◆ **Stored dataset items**
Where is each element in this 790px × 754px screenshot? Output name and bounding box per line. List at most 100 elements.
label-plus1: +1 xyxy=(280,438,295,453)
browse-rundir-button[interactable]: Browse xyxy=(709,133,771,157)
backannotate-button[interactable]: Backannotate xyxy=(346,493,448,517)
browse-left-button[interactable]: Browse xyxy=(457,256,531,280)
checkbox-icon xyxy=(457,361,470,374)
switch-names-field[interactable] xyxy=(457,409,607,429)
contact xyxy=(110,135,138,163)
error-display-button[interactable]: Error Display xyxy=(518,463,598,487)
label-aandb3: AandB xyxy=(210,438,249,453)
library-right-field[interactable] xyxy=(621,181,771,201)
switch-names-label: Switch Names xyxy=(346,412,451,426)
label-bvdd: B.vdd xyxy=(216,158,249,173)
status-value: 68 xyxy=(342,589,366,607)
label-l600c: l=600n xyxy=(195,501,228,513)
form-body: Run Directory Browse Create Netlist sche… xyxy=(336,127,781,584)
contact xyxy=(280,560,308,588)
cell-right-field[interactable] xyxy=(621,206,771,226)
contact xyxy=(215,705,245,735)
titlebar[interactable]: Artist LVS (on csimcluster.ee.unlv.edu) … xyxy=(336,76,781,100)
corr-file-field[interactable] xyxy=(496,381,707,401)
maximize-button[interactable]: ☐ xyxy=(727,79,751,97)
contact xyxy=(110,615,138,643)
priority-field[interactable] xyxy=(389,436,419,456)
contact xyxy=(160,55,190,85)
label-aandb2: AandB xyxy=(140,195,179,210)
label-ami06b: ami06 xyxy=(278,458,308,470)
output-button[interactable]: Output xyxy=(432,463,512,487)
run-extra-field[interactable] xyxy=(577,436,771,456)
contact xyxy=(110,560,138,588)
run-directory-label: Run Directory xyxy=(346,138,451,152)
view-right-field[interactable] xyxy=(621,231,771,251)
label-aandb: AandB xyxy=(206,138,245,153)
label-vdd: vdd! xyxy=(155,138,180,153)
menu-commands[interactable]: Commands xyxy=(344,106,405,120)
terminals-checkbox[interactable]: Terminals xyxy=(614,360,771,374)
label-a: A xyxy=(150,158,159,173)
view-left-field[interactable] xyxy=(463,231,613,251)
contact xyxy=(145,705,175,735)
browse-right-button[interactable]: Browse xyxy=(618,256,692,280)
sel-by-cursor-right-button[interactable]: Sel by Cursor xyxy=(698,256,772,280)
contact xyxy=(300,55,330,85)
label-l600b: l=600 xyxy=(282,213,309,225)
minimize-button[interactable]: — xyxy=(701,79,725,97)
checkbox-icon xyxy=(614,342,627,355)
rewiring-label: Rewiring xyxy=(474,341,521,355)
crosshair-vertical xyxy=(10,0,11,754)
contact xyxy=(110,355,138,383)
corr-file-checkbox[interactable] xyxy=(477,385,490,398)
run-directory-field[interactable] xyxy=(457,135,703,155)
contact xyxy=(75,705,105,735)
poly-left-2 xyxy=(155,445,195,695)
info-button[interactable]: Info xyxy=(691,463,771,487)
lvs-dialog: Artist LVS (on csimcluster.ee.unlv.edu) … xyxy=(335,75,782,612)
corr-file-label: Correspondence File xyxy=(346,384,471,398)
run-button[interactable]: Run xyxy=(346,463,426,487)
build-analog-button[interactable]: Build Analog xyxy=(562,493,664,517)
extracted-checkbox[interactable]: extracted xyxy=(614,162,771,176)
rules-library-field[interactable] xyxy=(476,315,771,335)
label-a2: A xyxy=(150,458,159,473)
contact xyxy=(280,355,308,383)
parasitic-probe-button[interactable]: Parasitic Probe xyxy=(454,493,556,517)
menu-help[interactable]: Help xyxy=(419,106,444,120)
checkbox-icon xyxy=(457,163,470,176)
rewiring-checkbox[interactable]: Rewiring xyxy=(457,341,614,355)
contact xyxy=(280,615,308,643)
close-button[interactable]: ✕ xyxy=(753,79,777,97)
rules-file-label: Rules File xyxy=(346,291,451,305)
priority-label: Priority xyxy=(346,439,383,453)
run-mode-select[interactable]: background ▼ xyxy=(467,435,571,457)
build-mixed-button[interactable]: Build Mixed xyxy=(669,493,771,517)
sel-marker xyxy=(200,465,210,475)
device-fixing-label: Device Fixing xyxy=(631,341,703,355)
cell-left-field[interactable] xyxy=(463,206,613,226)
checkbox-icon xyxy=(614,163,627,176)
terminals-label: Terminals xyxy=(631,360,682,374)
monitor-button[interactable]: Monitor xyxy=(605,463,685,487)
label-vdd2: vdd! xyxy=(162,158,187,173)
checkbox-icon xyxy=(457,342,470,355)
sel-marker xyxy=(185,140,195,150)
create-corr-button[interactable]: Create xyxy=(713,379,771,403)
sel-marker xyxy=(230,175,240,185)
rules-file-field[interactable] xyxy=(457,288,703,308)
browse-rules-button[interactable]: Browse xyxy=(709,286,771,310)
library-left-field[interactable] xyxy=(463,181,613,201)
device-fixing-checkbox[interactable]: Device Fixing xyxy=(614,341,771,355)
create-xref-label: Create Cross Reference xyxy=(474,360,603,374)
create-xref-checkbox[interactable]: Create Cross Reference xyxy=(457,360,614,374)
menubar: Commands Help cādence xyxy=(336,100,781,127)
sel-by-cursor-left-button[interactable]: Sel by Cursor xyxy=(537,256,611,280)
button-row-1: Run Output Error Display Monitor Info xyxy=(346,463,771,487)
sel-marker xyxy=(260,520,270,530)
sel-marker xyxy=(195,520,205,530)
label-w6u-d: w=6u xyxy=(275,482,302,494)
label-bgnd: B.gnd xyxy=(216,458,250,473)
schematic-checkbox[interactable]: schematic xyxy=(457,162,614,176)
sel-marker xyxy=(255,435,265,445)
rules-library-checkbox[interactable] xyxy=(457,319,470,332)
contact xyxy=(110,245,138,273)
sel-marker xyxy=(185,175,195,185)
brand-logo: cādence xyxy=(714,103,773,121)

◆ **Objective**
Rename "screenshot" to "capture" in the lines starting with the first line of the material and going on through the line with "contact xyxy=(215,705,245,735)". Leave everything else in those lines unchanged.

◆ **Solution for this task**
Where is each element in this 790px × 754px capture? Output name and bounding box per line. List at most 100 elements.
label-plus1: +1 xyxy=(280,438,295,453)
browse-rundir-button[interactable]: Browse xyxy=(709,133,771,157)
backannotate-button[interactable]: Backannotate xyxy=(346,493,448,517)
browse-left-button[interactable]: Browse xyxy=(457,256,531,280)
checkbox-icon xyxy=(457,361,470,374)
switch-names-field[interactable] xyxy=(457,409,607,429)
contact xyxy=(110,135,138,163)
error-display-button[interactable]: Error Display xyxy=(518,463,598,487)
label-aandb3: AandB xyxy=(210,438,249,453)
library-right-field[interactable] xyxy=(621,181,771,201)
switch-names-label: Switch Names xyxy=(346,412,451,426)
label-bvdd: B.vdd xyxy=(216,158,249,173)
status-value: 68 xyxy=(342,589,366,607)
label-l600c: l=600n xyxy=(195,501,228,513)
form-body: Run Directory Browse Create Netlist sche… xyxy=(336,127,781,584)
contact xyxy=(280,560,308,588)
cell-right-field[interactable] xyxy=(621,206,771,226)
contact xyxy=(215,705,245,735)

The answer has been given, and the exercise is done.